Dataset entries
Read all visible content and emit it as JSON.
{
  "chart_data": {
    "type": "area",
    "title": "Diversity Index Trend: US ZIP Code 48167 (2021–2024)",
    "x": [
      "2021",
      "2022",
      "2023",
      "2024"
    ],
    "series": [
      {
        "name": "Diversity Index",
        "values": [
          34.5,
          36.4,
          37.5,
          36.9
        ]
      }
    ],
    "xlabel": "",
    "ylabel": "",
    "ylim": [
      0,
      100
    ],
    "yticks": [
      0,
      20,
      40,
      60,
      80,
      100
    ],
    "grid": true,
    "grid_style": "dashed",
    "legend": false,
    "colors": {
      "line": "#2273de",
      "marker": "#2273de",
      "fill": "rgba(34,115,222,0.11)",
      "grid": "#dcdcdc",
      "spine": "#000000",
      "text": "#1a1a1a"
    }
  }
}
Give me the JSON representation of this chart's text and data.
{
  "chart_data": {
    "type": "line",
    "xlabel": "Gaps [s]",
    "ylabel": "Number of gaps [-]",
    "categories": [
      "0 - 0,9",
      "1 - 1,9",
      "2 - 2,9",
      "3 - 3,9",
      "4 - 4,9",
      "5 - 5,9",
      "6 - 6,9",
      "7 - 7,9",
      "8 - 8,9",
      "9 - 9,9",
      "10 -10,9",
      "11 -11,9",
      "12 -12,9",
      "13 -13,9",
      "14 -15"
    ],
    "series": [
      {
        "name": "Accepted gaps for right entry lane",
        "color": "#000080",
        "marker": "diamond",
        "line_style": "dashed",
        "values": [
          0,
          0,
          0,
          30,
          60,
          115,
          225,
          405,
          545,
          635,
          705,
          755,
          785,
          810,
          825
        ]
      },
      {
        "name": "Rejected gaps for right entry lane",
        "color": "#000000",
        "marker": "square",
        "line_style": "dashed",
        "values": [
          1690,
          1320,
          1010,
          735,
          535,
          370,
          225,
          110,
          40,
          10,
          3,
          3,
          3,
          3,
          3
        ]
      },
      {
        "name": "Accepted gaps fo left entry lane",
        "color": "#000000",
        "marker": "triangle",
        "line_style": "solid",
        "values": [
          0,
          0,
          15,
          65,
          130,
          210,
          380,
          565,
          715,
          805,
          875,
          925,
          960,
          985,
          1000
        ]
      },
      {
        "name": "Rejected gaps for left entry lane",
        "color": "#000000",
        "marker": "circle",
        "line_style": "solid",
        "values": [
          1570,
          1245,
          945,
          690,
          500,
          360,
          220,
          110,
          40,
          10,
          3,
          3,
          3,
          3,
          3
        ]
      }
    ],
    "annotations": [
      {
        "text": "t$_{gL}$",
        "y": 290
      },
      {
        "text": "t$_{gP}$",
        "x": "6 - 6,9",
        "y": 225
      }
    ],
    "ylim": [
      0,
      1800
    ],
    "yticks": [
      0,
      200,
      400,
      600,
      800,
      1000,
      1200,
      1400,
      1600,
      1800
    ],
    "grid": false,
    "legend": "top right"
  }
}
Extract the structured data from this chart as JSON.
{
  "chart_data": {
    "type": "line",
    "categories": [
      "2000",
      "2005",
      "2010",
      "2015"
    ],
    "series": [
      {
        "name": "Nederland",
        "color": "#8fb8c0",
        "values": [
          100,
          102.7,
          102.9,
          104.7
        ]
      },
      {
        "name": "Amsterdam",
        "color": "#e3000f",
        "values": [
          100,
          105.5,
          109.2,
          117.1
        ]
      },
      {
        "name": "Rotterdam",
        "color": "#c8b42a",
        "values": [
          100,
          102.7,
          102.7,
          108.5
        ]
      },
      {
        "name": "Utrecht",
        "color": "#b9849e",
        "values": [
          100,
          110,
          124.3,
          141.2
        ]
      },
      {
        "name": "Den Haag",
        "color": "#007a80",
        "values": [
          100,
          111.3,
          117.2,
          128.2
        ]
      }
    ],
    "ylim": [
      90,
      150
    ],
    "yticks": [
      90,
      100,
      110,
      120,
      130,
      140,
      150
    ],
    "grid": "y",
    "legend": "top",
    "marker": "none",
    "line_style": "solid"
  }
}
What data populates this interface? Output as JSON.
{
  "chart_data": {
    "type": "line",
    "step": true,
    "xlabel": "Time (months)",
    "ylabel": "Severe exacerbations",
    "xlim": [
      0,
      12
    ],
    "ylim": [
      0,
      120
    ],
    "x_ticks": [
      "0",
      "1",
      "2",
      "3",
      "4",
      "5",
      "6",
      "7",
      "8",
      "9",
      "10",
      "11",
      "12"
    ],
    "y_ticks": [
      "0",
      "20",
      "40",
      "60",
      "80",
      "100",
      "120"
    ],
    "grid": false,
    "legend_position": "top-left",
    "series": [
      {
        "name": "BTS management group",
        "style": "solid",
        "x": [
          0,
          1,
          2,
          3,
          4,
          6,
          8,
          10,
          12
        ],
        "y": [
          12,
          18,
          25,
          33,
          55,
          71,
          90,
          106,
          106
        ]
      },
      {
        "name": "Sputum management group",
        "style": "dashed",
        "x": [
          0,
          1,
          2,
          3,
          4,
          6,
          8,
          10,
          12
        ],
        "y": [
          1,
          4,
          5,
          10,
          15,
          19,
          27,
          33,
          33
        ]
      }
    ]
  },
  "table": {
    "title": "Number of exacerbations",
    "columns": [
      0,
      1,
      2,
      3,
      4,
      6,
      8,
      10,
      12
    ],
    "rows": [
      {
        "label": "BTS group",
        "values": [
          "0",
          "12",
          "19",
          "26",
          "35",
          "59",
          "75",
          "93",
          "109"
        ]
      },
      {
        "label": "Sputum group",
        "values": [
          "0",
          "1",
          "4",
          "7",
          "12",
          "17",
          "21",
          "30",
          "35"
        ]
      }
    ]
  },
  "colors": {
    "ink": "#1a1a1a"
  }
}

*What is asked*
Reply with nothing but the number of lines that contain the word "Diversity".

*Expected answer*
2